● TO BE DONE
Return nothing but the lines from the line containing "Output a JSON" through the last line of the records, reproduced exactly.

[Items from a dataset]
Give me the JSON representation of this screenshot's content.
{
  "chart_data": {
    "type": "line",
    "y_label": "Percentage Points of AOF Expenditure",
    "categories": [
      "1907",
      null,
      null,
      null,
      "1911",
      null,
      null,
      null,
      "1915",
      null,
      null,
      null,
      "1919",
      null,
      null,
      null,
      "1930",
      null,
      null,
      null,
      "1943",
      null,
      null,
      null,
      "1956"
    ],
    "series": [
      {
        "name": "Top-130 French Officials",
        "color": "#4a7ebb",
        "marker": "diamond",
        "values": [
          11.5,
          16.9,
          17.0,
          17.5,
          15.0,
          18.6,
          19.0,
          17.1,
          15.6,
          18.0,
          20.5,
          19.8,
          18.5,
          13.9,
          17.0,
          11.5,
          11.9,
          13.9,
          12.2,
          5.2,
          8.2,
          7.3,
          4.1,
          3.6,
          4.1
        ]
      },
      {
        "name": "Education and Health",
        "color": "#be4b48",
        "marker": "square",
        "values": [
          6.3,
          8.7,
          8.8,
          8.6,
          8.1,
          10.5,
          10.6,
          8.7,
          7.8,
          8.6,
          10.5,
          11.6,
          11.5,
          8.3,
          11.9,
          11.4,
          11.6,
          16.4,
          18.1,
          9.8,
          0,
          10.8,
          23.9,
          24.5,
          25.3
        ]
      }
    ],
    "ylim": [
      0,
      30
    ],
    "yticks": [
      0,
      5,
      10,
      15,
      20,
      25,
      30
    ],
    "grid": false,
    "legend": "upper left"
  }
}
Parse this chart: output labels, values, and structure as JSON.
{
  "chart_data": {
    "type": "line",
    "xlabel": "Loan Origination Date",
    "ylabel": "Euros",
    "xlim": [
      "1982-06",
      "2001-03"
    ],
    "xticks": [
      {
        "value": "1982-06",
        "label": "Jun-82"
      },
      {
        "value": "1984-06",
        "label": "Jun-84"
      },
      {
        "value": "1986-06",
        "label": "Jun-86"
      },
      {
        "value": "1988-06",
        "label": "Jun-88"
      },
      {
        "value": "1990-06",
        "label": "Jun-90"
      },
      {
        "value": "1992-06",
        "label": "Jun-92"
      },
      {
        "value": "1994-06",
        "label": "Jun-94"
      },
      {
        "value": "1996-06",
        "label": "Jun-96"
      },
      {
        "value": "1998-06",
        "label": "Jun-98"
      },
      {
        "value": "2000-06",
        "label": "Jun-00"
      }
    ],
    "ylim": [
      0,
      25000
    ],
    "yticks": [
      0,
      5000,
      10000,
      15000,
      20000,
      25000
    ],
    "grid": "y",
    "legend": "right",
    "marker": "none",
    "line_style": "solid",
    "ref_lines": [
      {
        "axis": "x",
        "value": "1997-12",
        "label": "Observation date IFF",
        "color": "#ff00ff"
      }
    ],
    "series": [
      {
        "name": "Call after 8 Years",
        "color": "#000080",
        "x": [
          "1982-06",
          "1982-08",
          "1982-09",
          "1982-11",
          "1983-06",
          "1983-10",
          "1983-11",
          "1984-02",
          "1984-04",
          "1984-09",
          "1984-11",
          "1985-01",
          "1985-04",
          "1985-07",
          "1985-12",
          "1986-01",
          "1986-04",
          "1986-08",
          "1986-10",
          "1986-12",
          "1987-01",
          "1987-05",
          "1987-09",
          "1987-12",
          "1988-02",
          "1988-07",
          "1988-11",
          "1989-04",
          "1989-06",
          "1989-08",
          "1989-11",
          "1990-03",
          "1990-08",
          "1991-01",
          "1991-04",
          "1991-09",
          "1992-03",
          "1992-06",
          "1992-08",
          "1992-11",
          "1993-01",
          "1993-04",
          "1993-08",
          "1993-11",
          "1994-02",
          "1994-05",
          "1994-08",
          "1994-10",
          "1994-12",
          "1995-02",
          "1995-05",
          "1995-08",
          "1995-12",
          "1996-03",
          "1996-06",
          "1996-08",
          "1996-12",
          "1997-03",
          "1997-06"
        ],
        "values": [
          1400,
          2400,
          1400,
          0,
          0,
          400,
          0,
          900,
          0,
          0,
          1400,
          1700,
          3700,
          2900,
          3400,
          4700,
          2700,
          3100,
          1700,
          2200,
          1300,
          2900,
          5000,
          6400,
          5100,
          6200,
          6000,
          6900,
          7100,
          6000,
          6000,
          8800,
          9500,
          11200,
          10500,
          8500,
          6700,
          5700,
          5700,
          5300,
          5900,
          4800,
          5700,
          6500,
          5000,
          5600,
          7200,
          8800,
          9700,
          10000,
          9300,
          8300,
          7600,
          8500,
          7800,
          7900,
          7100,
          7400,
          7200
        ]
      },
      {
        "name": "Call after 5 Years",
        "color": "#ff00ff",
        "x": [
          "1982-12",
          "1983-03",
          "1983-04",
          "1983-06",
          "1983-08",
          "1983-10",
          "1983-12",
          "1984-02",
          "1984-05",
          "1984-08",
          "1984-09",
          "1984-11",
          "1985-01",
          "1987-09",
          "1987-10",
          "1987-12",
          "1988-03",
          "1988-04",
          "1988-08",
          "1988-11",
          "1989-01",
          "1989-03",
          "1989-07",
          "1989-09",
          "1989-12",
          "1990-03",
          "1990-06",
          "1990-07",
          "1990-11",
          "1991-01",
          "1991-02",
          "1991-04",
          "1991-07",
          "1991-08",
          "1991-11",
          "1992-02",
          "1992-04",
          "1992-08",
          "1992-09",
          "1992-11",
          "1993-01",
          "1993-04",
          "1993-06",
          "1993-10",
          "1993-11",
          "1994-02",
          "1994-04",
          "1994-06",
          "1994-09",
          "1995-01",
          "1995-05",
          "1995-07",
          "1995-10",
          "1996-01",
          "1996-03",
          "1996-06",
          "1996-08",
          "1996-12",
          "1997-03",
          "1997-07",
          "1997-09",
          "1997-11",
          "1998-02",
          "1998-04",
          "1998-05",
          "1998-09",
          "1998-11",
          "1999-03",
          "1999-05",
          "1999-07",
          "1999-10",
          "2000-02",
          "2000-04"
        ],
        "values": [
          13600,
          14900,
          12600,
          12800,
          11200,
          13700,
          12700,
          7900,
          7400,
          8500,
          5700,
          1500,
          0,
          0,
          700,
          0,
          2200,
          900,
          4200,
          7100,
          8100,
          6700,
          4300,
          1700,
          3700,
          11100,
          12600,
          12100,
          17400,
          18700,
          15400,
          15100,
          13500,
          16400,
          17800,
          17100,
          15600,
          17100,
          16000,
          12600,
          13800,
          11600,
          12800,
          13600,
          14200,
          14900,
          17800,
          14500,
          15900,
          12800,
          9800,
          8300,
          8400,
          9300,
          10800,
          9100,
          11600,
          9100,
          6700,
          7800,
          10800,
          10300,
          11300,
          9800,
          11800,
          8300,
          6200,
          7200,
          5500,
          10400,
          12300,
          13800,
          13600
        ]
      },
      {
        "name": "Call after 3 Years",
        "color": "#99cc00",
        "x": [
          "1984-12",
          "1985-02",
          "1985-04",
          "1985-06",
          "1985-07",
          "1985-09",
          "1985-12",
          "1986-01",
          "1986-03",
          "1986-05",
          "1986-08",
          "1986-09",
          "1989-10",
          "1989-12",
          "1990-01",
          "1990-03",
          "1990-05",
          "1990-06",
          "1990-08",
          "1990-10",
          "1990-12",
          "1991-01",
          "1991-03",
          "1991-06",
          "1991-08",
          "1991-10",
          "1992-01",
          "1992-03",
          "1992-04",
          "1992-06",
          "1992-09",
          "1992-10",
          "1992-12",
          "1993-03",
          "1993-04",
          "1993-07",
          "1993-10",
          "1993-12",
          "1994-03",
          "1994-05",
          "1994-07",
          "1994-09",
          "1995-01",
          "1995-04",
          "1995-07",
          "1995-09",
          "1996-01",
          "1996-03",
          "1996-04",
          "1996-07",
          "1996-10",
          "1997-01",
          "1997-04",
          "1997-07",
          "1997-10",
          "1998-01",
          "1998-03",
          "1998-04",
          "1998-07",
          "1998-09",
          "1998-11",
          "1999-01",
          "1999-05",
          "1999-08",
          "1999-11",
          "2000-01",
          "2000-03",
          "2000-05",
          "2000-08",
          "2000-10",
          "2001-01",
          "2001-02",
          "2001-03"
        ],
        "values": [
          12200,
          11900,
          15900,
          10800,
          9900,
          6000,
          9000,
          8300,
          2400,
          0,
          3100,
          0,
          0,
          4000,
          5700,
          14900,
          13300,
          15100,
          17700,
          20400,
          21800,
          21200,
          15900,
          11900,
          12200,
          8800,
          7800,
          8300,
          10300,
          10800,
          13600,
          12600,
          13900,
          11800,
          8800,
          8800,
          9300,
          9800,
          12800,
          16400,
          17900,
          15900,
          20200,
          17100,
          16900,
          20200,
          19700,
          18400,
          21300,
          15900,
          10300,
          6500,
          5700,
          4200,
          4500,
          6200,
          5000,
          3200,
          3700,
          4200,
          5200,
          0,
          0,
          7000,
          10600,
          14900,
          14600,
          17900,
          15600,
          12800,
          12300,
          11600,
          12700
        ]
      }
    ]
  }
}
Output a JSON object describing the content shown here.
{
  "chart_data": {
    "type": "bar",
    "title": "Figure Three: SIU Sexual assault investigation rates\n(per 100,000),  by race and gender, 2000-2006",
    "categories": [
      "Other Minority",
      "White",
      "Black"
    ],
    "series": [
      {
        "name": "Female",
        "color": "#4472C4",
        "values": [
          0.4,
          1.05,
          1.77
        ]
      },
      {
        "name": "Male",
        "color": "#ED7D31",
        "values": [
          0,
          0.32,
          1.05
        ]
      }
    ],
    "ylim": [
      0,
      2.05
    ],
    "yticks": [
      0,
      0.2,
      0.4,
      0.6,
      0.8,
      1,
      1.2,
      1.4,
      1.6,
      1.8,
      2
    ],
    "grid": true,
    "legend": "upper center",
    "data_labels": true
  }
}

● TASK RESPONSE
Output a JSON object describing the content shown here.
{
  "chart_data": {
    "type": "bar",
    "title": "Figure Three: SIU Sexual assault investigation rates\n(per 100,000),  by race and gender, 2000-2006",
    "categories": [
      "Other Minority",
      "White",
      "Black"
    ],
    "series": [
      {
        "name": "Female",
        "color": "#4472C4",
        "values": [
          0.4,
          1.05,
          1.77
        ]
      },
      {
        "name": "Male",
        "color": "#ED7D31",
        "values": [
          0,
          0.32,
          1.05
        ]
      }
    ],
    "ylim": [
      0,
      2.05
    ],
    "yticks": [
      0,
      0.2,
      0.4,
      0.6,
      0.8,
      1,
      1.2,
      1.4,
      1.6,
      1.8,
      2
    ],
    "grid": true,
    "legend": "upper center",
    "data_labels": true
  }
}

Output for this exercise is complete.